## YOUR INSTRUCTIONS
Search the records for the word "this" and pick out every line that has it.

## ITEMS
--- Start ---

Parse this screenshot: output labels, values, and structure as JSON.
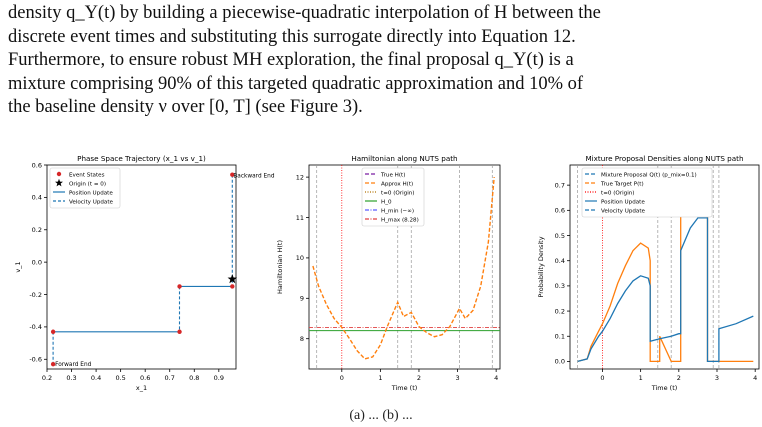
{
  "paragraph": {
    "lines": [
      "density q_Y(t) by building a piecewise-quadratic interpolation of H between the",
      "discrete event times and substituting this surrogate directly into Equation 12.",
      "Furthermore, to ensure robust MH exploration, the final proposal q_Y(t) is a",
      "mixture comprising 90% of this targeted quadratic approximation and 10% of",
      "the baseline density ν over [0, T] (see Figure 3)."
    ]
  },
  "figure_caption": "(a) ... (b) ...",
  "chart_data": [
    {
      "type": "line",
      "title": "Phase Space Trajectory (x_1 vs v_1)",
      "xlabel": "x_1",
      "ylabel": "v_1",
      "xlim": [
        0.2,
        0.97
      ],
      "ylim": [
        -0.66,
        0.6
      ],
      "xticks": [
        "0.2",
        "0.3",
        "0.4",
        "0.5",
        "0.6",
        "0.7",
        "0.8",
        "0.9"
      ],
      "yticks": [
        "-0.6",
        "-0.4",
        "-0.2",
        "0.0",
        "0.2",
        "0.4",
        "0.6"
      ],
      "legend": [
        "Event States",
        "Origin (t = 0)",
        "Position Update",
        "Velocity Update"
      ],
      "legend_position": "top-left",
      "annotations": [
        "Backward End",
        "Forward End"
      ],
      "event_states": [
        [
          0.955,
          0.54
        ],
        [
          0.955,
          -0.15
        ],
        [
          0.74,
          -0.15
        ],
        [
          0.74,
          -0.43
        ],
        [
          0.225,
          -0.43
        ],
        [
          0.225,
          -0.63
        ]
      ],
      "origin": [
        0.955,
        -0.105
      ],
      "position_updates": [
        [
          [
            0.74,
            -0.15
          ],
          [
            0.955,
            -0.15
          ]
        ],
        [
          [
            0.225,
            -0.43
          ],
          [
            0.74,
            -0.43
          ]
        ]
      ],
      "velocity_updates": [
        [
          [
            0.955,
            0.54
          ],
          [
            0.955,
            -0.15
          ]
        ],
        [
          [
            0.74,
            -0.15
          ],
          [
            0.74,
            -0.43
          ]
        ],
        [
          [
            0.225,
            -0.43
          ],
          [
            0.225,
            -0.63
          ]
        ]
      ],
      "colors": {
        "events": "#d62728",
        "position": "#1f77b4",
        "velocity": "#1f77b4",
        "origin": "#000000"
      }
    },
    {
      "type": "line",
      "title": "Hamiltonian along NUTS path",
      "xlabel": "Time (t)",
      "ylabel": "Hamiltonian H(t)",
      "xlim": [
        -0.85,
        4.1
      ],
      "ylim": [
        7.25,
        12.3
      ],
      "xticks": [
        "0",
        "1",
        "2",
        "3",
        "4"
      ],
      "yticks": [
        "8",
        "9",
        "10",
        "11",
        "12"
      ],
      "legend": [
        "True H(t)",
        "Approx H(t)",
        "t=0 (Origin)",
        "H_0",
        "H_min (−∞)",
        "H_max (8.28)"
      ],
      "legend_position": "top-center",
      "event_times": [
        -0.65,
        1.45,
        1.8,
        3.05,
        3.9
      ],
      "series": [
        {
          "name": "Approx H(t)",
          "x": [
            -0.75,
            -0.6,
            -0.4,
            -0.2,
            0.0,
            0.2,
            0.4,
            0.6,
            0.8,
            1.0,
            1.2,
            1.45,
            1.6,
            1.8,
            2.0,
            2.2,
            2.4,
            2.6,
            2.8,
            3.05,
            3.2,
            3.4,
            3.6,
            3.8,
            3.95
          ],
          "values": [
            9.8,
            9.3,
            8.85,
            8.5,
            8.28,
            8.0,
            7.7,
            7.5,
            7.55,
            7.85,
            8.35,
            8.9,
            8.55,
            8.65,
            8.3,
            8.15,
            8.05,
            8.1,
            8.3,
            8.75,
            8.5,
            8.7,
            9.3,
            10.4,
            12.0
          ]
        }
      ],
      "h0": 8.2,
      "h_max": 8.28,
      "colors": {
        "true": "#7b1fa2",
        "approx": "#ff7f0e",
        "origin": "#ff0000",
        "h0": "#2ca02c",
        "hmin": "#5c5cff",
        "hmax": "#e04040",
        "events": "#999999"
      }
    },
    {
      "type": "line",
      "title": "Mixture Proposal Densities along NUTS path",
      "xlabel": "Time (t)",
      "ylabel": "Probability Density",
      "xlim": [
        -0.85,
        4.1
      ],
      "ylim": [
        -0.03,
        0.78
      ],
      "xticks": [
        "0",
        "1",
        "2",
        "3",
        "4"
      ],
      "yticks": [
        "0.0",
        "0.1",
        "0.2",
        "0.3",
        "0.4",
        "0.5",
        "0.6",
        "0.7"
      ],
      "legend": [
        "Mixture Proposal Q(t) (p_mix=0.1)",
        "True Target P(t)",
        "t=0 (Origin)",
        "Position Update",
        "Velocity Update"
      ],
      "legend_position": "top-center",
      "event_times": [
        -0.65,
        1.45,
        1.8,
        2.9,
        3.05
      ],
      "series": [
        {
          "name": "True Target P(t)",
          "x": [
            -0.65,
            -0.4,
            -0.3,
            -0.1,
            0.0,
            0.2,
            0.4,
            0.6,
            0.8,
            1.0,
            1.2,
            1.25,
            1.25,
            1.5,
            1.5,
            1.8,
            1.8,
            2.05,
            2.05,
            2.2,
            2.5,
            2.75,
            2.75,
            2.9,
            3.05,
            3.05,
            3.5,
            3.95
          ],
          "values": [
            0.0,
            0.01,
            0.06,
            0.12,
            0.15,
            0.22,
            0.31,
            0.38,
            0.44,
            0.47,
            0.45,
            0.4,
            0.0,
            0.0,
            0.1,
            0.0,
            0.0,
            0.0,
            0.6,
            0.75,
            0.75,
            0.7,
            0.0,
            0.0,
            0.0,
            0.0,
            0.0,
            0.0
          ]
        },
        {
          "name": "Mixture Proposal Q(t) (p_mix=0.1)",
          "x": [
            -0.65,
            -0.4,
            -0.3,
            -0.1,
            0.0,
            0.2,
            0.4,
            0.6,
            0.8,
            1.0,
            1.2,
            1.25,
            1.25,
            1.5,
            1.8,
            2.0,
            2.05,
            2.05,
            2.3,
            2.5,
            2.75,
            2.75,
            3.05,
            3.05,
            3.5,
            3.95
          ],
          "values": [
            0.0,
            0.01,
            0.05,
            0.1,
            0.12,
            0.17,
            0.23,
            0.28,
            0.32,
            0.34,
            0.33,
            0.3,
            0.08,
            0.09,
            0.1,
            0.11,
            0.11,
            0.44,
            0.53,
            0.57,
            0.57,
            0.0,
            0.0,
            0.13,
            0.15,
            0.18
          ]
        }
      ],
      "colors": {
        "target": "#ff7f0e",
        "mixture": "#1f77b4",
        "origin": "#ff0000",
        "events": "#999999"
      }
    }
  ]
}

--- End ---
--- Start ---

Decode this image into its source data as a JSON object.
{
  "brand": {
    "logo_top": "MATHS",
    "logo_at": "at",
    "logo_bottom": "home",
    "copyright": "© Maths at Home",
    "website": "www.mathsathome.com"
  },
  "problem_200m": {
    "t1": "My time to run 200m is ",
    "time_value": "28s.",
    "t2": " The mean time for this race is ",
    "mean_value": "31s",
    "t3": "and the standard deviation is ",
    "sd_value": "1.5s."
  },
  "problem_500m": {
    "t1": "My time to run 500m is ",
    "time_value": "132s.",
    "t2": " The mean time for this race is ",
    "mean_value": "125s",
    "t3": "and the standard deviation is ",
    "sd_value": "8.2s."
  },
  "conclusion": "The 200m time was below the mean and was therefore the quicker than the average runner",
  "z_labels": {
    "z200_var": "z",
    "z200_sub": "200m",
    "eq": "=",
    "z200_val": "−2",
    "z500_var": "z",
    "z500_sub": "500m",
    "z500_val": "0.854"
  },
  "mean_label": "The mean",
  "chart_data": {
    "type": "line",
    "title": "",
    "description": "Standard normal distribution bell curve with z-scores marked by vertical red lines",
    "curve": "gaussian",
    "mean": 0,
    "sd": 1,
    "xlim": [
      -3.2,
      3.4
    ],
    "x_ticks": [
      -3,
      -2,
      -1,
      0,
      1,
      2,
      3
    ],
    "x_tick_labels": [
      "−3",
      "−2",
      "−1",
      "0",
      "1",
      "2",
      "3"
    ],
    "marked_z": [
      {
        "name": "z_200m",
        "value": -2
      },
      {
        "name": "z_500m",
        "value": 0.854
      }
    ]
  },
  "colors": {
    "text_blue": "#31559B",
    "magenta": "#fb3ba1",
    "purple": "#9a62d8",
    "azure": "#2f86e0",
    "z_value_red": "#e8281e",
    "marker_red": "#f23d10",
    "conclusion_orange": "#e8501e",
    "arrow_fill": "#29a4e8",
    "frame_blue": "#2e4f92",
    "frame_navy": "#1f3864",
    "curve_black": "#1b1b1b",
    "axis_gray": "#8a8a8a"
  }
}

--- End ---
--- Start ---

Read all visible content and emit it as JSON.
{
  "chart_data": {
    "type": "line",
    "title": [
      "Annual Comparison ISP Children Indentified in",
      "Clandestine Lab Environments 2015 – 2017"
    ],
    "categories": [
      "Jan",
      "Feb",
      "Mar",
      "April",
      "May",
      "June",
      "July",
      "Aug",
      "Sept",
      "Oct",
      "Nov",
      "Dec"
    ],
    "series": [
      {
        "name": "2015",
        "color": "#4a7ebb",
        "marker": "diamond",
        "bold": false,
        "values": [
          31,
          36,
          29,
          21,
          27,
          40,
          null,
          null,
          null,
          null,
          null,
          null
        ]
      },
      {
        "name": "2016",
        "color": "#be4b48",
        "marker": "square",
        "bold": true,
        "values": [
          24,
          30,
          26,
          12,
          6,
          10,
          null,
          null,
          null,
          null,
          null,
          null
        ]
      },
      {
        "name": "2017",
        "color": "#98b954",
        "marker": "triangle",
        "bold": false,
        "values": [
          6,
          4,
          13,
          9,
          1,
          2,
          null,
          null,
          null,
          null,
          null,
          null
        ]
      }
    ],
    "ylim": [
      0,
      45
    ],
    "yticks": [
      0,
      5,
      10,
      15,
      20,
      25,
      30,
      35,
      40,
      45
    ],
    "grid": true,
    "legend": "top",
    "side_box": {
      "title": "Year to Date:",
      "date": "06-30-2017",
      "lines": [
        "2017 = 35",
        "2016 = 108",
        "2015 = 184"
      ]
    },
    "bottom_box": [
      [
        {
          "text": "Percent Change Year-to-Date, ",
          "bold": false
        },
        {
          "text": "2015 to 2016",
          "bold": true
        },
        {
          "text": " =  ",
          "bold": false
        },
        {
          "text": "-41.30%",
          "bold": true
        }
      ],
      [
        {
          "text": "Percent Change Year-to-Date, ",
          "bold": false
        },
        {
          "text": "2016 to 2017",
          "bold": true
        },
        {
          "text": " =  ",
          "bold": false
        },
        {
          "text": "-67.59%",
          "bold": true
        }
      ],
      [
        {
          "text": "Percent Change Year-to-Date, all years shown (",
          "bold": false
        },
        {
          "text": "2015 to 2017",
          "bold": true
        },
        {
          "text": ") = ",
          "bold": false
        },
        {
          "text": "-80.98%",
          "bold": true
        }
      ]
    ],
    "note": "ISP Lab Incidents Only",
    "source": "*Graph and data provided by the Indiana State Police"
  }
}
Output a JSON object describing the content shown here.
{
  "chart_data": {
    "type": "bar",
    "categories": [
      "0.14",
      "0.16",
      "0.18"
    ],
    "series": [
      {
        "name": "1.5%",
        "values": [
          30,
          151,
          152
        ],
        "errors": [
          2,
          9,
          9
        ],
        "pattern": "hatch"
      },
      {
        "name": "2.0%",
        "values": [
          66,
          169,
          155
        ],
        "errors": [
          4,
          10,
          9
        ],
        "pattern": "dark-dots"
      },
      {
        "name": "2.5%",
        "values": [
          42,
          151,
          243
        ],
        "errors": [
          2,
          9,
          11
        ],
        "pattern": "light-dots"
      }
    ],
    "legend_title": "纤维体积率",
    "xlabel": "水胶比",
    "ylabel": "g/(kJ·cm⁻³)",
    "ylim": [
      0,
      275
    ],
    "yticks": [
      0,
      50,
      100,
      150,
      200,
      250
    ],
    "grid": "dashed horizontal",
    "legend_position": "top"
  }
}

--- End ---

## EXERCISE ANSWER
Parse this screenshot: output labels, values, and structure as JSON.
      "discrete event times and substituting this surrogate directly into Equation 12.",
      "mixture comprising 90% of this targeted quadratic approximation and 10% of",
Decode this image into its source data as a JSON object.
    "t2": " The mean time for this race is ",
    "t2": " The mean time for this race is ",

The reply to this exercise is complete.